Your objective> Turn the material from the line with "peak-label-cho: Cho [394,2,411,13]" up to and including the line with "x-axis-label: ppm [153,626,171,637]" into a JSON list of strings, one string per line, leaving out blank lines.

Material supplied>
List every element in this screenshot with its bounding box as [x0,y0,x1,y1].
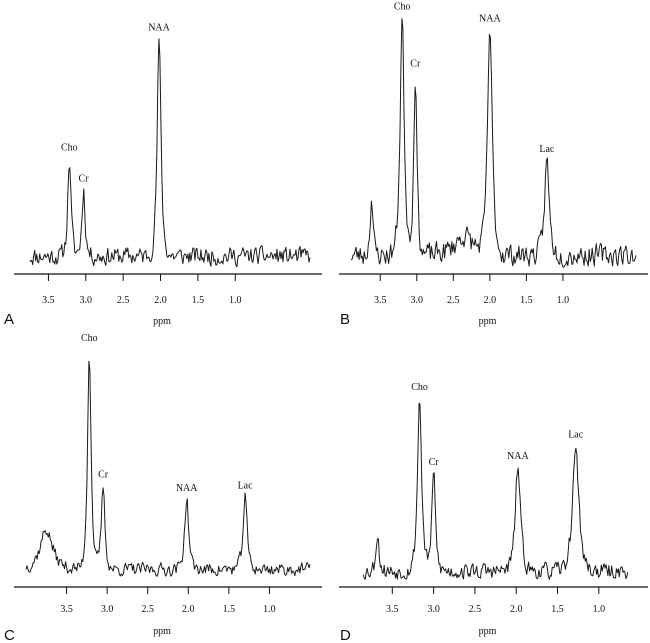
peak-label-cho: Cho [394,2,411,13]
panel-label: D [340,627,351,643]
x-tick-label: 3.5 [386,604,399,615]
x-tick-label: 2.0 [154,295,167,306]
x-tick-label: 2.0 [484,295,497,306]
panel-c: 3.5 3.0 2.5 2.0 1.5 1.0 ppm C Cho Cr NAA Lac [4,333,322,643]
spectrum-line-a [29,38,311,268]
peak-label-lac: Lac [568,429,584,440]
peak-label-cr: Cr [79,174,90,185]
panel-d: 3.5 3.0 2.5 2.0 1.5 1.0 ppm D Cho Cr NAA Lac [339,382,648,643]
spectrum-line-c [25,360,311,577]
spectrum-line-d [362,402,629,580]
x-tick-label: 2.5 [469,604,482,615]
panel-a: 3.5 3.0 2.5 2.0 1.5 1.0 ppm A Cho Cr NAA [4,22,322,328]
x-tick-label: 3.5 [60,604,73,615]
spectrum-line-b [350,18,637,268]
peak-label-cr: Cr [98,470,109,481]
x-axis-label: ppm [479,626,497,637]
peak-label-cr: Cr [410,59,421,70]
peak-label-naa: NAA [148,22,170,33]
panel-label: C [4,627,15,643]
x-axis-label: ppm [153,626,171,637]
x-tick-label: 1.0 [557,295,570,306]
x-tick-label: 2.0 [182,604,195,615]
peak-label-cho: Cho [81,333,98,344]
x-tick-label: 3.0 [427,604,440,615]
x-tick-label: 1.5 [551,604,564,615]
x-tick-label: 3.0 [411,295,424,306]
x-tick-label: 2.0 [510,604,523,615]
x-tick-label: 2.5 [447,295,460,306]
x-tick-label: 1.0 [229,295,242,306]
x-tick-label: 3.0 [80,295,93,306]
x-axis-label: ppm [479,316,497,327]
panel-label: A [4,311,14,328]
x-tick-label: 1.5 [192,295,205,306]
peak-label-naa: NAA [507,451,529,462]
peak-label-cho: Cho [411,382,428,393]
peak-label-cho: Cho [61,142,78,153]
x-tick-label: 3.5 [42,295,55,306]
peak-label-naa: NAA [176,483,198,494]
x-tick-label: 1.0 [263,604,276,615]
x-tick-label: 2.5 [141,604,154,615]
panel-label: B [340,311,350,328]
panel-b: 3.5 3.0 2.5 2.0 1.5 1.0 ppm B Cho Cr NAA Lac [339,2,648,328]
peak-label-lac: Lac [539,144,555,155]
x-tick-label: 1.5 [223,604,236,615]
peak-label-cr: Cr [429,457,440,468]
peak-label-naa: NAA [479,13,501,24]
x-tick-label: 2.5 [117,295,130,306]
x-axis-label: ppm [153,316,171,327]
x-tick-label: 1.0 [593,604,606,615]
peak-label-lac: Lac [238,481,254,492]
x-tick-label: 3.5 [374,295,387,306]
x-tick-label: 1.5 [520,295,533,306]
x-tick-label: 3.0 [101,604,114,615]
---
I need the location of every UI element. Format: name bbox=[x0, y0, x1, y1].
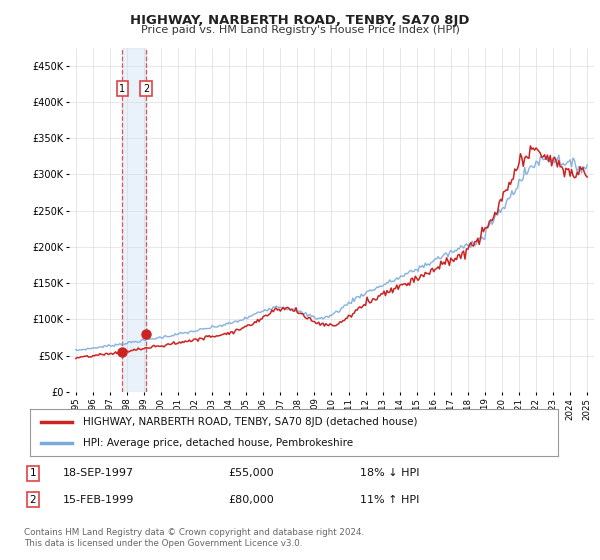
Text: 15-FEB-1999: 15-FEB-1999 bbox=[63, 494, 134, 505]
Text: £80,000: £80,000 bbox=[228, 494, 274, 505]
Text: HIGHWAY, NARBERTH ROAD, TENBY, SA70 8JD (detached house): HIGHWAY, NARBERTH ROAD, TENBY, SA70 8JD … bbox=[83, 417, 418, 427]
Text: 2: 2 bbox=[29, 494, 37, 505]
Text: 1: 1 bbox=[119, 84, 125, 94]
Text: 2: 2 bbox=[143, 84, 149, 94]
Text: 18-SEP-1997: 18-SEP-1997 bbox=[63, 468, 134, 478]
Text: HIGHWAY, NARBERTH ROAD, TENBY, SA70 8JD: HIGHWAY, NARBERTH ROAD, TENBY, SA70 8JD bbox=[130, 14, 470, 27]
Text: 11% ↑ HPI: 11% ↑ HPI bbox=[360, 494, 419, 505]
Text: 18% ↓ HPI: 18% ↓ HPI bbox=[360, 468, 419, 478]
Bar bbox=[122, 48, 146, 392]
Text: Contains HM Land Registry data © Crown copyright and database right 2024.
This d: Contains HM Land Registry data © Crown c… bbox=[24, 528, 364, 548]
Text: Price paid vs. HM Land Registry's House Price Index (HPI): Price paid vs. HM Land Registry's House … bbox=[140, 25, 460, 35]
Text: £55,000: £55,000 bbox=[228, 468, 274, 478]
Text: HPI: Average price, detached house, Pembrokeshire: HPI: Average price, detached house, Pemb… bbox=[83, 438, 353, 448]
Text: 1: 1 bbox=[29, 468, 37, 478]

Exercise solution>
[
  "peak-label-cho: Cho [394,2,411,13]",
  "panel-label: D [340,627,351,643]",
  "x-tick-label: 3.5 [386,604,399,615]",
  "x-tick-label: 2.0 [154,295,167,306]",
  "x-tick-label: 2.0 [484,295,497,306]",
  "panel-c: 3.5 3.0 2.5 2.0 1.5 1.0 ppm C Cho Cr NAA Lac [4,333,322,643]",
  "spectrum-line-a [29,38,311,268]",
  "peak-label-lac: Lac [568,429,584,440]",
  "peak-label-cr: Cr [79,174,90,185]",
  "panel-d: 3.5 3.0 2.5 2.0 1.5 1.0 ppm D Cho Cr NAA Lac [339,382,648,643]",
  "spectrum-line-c [25,360,311,577]",
  "spectrum-line-d [362,402,629,580]",
  "x-tick-label: 2.5 [469,604,482,615]",
  "panel-a: 3.5 3.0 2.5 2.0 1.5 1.0 ppm A Cho Cr NAA [4,22,322,328]",
  "x-tick-label: 3.5 [60,604,73,615]",
  "spectrum-line-b [350,18,637,268]",
  "peak-label-cr: Cr [98,470,109,481]",
  "x-axis-label: ppm [479,626,497,637]",
  "peak-label-cr: Cr [410,59,421,70]",
  "peak-label-naa: NAA [148,22,170,33]",
  "panel-label: C [4,627,15,643]",
  "x-axis-label: ppm [153,626,171,637]"
]